(Stored entries)
------------------------------------------------------------------------
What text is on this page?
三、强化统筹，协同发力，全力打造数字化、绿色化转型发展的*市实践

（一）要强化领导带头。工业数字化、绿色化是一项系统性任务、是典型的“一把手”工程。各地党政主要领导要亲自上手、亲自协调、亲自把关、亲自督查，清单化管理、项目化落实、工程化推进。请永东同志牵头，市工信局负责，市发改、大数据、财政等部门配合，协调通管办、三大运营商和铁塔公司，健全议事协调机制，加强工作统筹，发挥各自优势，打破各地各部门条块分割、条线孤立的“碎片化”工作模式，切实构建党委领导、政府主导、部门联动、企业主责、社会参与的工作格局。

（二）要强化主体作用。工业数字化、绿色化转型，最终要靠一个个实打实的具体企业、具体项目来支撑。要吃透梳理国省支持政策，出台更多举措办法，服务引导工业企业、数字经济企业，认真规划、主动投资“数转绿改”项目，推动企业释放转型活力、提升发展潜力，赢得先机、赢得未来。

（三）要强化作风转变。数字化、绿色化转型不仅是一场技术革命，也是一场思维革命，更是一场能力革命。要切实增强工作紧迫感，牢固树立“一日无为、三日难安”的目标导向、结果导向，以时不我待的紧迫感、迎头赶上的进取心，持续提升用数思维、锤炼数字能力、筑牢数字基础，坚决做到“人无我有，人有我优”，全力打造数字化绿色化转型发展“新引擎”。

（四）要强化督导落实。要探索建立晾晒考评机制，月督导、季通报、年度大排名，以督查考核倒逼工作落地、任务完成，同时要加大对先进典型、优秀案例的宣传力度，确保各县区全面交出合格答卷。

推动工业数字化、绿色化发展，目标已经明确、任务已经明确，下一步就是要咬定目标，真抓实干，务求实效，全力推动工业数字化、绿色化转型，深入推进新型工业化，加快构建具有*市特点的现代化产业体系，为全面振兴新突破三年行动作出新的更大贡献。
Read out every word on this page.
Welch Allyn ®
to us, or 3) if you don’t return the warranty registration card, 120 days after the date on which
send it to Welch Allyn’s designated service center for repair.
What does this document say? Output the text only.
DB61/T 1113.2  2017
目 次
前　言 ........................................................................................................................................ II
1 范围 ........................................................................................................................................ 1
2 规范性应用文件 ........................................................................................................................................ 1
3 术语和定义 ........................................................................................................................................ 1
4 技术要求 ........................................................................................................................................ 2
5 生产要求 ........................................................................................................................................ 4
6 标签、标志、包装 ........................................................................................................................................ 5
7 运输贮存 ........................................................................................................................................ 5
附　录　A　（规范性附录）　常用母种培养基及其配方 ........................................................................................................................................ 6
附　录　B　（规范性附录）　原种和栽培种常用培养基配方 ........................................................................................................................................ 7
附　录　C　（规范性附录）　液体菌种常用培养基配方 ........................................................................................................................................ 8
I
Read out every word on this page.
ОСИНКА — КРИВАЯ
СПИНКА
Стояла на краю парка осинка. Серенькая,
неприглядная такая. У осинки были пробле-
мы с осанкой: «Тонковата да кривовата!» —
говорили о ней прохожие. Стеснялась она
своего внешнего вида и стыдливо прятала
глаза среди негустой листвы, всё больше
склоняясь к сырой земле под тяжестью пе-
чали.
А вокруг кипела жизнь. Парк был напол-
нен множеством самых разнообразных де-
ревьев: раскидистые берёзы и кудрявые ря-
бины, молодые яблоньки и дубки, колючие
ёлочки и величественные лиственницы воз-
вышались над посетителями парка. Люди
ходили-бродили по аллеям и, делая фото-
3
------------------------------------------------------------------------
PROMPT: Emit the full listing verbatim.

FULL OUTPUT:
What text is on this page?
三、强化统筹，协同发力，全力打造数字化、绿色化转型发展的*市实践

（一）要强化领导带头。工业数字化、绿色化是一项系统性任务、是典型的“一把手”工程。各地党政主要领导要亲自上手、亲自协调、亲自把关、亲自督查，清单化管理、项目化落实、工程化推进。请永东同志牵头，市工信局负责，市发改、大数据、财政等部门配合，协调通管办、三大运营商和铁塔公司，健全议事协调机制，加强工作统筹，发挥各自优势，打破各地各部门条块分割、条线孤立的“碎片化”工作模式，切实构建党委领导、政府主导、部门联动、企业主责、社会参与的工作格局。

（二）要强化主体作用。工业数字化、绿色化转型，最终要靠一个个实打实的具体企业、具体项目来支撑。要吃透梳理国省支持政策，出台更多举措办法，服务引导工业企业、数字经济企业，认真规划、主动投资“数转绿改”项目，推动企业释放转型活力、提升发展潜力，赢得先机、赢得未来。

（三）要强化作风转变。数字化、绿色化转型不仅是一场技术革命，也是一场思维革命，更是一场能力革命。要切实增强工作紧迫感，牢固树立“一日无为、三日难安”的目标导向、结果导向，以时不我待的紧迫感、迎头赶上的进取心，持续提升用数思维、锤炼数字能力、筑牢数字基础，坚决做到“人无我有，人有我优”，全力打造数字化绿色化转型发展“新引擎”。

（四）要强化督导落实。要探索建立晾晒考评机制，月督导、季通报、年度大排名，以督查考核倒逼工作落地、任务完成，同时要加大对先进典型、优秀案例的宣传力度，确保各县区全面交出合格答卷。

推动工业数字化、绿色化发展，目标已经明确、任务已经明确，下一步就是要咬定目标，真抓实干，务求实效，全力推动工业数字化、绿色化转型，深入推进新型工业化，加快构建具有*市特点的现代化产业体系，为全面振兴新突破三年行动作出新的更大贡献。
Read out every word on this page.
Welch Allyn ®
to us, or 3) if you don’t return the warranty registration card, 120 days after the date on which
send it to Welch Allyn’s designated service center for repair.
What does this document say? Output the text only.
DB61/T 1113.2  2017
目 次
前　言 ........................................................................................................................................ II
1 范围 ........................................................................................................................................ 1
2 规范性应用文件 ........................................................................................................................................ 1
3 术语和定义 ........................................................................................................................................ 1
4 技术要求 ........................................................................................................................................ 2
5 生产要求 ........................................................................................................................................ 4
6 标签、标志、包装 ........................................................................................................................................ 5
7 运输贮存 ........................................................................................................................................ 5
附　录　A　（规范性附录）　常用母种培养基及其配方 ........................................................................................................................................ 6
附　录　B　（规范性附录）　原种和栽培种常用培养基配方 ........................................................................................................................................ 7
附　录　C　（规范性附录）　液体菌种常用培养基配方 ........................................................................................................................................ 8
I
Read out every word on this page.
ОСИНКА — КРИВАЯ
СПИНКА
Стояла на краю парка осинка. Серенькая,
неприглядная такая. У осинки были пробле-
мы с осанкой: «Тонковата да кривовата!» —
говорили о ней прохожие. Стеснялась она
своего внешнего вида и стыдливо прятала
глаза среди негустой листвы, всё больше
склоняясь к сырой земле под тяжестью пе-
чали.
А вокруг кипела жизнь. Парк был напол-
нен множеством самых разнообразных де-
ревьев: раскидистые берёзы и кудрявые ря-
бины, молодые яблоньки и дубки, колючие
ёлочки и величественные лиственницы воз-
вышались над посетителями парка. Люди
ходили-бродили по аллеям и, делая фото-
3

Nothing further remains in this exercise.